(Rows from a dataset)

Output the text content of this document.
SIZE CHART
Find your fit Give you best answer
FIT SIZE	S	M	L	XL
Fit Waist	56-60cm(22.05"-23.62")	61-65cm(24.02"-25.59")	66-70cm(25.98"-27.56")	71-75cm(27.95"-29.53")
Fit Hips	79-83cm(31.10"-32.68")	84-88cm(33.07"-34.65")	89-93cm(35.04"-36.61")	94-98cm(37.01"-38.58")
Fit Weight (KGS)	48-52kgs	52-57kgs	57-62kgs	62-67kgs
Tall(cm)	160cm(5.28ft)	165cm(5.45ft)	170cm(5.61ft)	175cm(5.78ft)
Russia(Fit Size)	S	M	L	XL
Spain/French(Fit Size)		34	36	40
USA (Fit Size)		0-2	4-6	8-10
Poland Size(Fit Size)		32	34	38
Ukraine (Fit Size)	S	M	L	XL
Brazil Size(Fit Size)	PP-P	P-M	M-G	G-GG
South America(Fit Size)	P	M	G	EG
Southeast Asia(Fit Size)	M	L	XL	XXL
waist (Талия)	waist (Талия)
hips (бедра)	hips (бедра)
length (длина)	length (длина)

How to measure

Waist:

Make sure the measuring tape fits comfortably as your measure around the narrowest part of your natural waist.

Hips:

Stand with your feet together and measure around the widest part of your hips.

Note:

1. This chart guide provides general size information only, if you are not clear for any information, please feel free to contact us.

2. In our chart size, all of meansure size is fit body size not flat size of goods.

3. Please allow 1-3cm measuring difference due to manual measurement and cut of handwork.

__Problem statement__
Each record must be repeated exactly as it is.

__Solved exercise__
Output the text content of this document.
SIZE CHART
Find your fit Give you best answer
FIT SIZE	S	M	L	XL
Fit Waist	56-60cm(22.05"-23.62")	61-65cm(24.02"-25.59")	66-70cm(25.98"-27.56")	71-75cm(27.95"-29.53")
Fit Hips	79-83cm(31.10"-32.68")	84-88cm(33.07"-34.65")	89-93cm(35.04"-36.61")	94-98cm(37.01"-38.58")
Fit Weight (KGS)	48-52kgs	52-57kgs	57-62kgs	62-67kgs
Tall(cm)	160cm(5.28ft)	165cm(5.45ft)	170cm(5.61ft)	175cm(5.78ft)
Russia(Fit Size)	S	M	L	XL
Spain/French(Fit Size)		34	36	40
USA (Fit Size)		0-2	4-6	8-10
Poland Size(Fit Size)		32	34	38
Ukraine (Fit Size)	S	M	L	XL
Brazil Size(Fit Size)	PP-P	P-M	M-G	G-GG
South America(Fit Size)	P	M	G	EG
Southeast Asia(Fit Size)	M	L	XL	XXL
waist (Талия)	waist (Талия)
hips (бедра)	hips (бедра)
length (длина)	length (длина)

How to measure

Waist:

Make sure the measuring tape fits comfortably as your measure around the narrowest part of your natural waist.

Hips:

Stand with your feet together and measure around the widest part of your hips.

Note:

1. This chart guide provides general size information only, if you are not clear for any information, please feel free to contact us.

2. In our chart size, all of meansure size is fit body size not flat size of goods.

3. Please allow 1-3cm measuring difference due to manual measurement and cut of handwork.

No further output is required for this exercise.